» ЧТО НУЖНО СДЕЛАТЬ
1) Перечислите всех людей, которые названы в отрывке по фамилии.
2) Повторите без изменений часть отрывка от слов «Я спустился на» до слов «пёхом. Будь здоров.».

Время шло. Мне нужна была машина, чтобы проехать в Припять и к блоку. Попросил помощи у Игнатенко.

— Задача сложная, — сказал Игнатенко. — Транспорт нарасхват. У меня лично машины нет. Здесь тыща хозяев. Проси у Кизимы.

Я спустился на первый этаж в диспетчерскую. У телефона ВЧ дежурил заместитель начальника Главтехстроя Минэнерго СССР Е. И. Павлов.

— У тебя машина есть? — спросил я. — Проскочить в штаб Кизимы.

— Нет, к сожалению. Здесь каждый со своей тачкой. Откуда, что и как — черт ногу сломит. Садовский куда-то уехал на своем «Жигуле»...

— Ладно, пойду пёхом. Будь здоров.

Я вышел на улицу.

Припекало солнце. От политого десорбирующими растворами асфальта поднимались ядовитые испарения. Тошнотно-приторный запах. Иду вдоль улицы вверх. Утром обычно щебечут птахи в зеленой листве, приветствуют солнце, А сейчас что-то тихо. И листва какая-то притихшая, вроде заторможенная. Так кажется. Еще не мертвая, но и не та живая, трепещущая, как в чистом воздухе. Зелень листвы какая-то неестественная, будто листья покрыли воском, законсервировали, и они застыли и прислушиваются, принюхиваются к окружающему их ионизированному газу. Ведь от воздуха светит до двадцати миллирентген в час...

Но все же еще живы деревья, еще находят в этой плазме что-то свое, нужное для жизни. Вот и вишни, и яблони в буйном цвету. В отдельных местах уже есть завязь. Но все и цветы, и завязь копят теперь активность. Куда от нее денешься? Кругом она...

У плетня покинутого подворья девушка лет двадцати в белом хлопчатобумажном комбинезоне обламывает ветви цветущей вишни. Получился уже большой букет.

» ЗАПИСИ
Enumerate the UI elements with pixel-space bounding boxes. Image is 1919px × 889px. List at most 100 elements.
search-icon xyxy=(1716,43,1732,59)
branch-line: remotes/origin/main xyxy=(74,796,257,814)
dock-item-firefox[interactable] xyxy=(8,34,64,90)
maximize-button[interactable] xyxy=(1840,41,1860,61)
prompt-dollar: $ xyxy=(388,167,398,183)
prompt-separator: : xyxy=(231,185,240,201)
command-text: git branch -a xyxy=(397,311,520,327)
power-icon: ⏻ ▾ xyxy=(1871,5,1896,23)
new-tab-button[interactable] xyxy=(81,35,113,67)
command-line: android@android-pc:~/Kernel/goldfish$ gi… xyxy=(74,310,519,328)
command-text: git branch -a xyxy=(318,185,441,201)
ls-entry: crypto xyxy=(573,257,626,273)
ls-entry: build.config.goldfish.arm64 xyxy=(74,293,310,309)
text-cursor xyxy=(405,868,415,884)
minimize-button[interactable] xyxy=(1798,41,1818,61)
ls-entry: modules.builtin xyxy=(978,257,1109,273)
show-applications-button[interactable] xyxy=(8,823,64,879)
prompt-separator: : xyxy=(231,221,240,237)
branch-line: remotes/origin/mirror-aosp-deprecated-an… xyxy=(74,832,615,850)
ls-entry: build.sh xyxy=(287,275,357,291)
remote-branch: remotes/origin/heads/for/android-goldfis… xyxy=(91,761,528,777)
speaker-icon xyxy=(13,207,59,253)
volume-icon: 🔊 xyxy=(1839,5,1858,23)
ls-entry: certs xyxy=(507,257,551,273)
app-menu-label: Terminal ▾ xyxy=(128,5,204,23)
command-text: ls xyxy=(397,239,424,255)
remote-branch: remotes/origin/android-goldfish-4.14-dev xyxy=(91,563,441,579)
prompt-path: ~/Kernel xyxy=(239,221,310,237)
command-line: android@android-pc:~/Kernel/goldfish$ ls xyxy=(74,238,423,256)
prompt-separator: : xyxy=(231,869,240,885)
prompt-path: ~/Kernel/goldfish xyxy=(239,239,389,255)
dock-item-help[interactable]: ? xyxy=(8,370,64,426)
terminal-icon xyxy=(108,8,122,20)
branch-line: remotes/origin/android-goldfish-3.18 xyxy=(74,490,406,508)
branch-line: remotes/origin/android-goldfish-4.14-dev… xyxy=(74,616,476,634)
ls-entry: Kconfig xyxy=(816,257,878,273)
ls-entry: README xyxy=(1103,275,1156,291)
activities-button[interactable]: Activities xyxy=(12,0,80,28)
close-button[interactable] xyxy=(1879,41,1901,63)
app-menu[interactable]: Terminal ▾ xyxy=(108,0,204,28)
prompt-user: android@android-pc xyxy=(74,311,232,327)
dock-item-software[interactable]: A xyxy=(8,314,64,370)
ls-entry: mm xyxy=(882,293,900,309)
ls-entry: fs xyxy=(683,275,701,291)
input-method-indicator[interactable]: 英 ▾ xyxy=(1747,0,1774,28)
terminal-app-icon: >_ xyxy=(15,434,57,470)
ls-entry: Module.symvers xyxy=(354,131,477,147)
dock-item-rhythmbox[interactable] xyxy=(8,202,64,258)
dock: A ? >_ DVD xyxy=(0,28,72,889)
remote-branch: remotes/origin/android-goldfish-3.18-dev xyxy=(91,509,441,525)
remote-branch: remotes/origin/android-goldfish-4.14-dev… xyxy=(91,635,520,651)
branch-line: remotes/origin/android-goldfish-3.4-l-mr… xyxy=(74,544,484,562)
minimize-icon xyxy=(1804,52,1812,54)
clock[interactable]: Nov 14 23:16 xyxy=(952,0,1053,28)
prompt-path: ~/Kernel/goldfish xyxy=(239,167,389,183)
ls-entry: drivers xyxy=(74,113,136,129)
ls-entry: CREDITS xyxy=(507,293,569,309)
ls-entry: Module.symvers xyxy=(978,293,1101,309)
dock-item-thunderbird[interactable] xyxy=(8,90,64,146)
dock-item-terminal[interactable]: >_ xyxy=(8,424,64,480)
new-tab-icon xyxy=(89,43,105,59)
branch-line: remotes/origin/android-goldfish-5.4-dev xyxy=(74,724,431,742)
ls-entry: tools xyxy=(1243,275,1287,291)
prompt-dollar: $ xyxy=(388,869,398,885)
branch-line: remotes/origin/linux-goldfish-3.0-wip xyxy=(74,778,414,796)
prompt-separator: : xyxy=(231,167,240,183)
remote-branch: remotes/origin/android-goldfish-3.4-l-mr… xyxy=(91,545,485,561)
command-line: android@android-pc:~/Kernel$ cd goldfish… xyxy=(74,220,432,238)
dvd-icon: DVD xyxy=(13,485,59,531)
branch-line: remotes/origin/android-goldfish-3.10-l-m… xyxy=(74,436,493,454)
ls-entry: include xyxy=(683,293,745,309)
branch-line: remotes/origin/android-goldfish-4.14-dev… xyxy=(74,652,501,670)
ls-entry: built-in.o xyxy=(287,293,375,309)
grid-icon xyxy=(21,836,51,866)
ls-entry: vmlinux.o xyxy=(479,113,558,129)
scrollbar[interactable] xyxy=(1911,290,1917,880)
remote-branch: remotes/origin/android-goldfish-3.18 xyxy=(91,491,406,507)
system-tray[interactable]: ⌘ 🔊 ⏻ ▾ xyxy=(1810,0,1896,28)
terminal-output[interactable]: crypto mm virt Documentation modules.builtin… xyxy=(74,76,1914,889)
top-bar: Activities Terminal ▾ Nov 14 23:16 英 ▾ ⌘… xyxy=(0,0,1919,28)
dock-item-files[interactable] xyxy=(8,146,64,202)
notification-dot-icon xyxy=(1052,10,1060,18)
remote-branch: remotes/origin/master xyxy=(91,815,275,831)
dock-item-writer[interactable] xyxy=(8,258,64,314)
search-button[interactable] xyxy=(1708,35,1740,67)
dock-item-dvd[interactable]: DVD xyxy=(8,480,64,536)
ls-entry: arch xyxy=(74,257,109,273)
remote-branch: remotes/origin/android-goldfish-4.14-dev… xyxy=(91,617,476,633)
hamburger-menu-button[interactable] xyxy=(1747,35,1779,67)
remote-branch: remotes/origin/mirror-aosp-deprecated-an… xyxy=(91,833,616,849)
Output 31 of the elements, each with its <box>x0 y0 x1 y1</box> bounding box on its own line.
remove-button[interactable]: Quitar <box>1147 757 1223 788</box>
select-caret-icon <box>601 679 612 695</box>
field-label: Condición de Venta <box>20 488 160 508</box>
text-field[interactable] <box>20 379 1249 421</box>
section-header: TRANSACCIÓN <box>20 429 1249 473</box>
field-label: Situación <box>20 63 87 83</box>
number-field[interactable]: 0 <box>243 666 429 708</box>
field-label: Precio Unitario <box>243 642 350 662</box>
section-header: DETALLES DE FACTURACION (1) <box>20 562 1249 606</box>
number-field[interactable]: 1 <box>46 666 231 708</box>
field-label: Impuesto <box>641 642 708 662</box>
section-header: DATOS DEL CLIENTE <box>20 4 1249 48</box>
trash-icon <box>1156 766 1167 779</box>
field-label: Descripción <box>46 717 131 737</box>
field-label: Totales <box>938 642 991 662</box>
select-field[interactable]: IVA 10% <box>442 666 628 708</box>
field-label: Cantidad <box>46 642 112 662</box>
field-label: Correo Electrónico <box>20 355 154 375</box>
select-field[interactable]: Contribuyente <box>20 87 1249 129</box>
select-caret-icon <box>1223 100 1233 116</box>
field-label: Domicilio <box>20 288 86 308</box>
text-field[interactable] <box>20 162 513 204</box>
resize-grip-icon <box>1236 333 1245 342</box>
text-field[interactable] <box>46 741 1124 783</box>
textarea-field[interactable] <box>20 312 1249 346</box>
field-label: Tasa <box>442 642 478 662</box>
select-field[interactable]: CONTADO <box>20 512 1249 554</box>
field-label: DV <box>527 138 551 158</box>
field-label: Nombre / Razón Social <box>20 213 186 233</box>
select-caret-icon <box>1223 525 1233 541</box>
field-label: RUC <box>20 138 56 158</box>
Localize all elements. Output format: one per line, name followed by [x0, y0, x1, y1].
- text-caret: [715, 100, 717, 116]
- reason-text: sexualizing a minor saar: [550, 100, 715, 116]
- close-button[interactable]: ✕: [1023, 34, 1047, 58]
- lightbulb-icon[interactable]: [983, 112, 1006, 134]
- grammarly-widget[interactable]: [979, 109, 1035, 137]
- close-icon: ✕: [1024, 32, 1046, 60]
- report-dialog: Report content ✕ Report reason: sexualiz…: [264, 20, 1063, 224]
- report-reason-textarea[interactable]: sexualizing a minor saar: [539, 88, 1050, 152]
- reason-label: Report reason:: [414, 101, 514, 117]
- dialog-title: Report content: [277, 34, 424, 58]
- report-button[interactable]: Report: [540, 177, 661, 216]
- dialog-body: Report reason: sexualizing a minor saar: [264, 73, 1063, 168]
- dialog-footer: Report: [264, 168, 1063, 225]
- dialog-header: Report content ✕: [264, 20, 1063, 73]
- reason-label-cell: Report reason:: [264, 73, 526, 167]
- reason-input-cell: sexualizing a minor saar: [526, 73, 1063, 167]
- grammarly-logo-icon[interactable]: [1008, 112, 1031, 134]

» ОТВЕТЫ ПО ПОРЯДКУ
1) В отрывке по фамилии названы четверо: Игнатенко, Кизима, Е. И. Павлов и Садовский.

2)
Я спустился на первый этаж в диспетчерскую. У телефона ВЧ дежурил заместитель начальника Главтехстроя Минэнерго СССР Е. И. Павлов.

— У тебя машина есть? — спросил я. — Проскочить в штаб Кизимы.

— Нет, к сожалению. Здесь каждый со своей тачкой. Откуда, что и как — черт ногу сломит. Садовский куда-то уехал на своем «Жигуле»...

— Ладно, пойду пёхом. Будь здоров.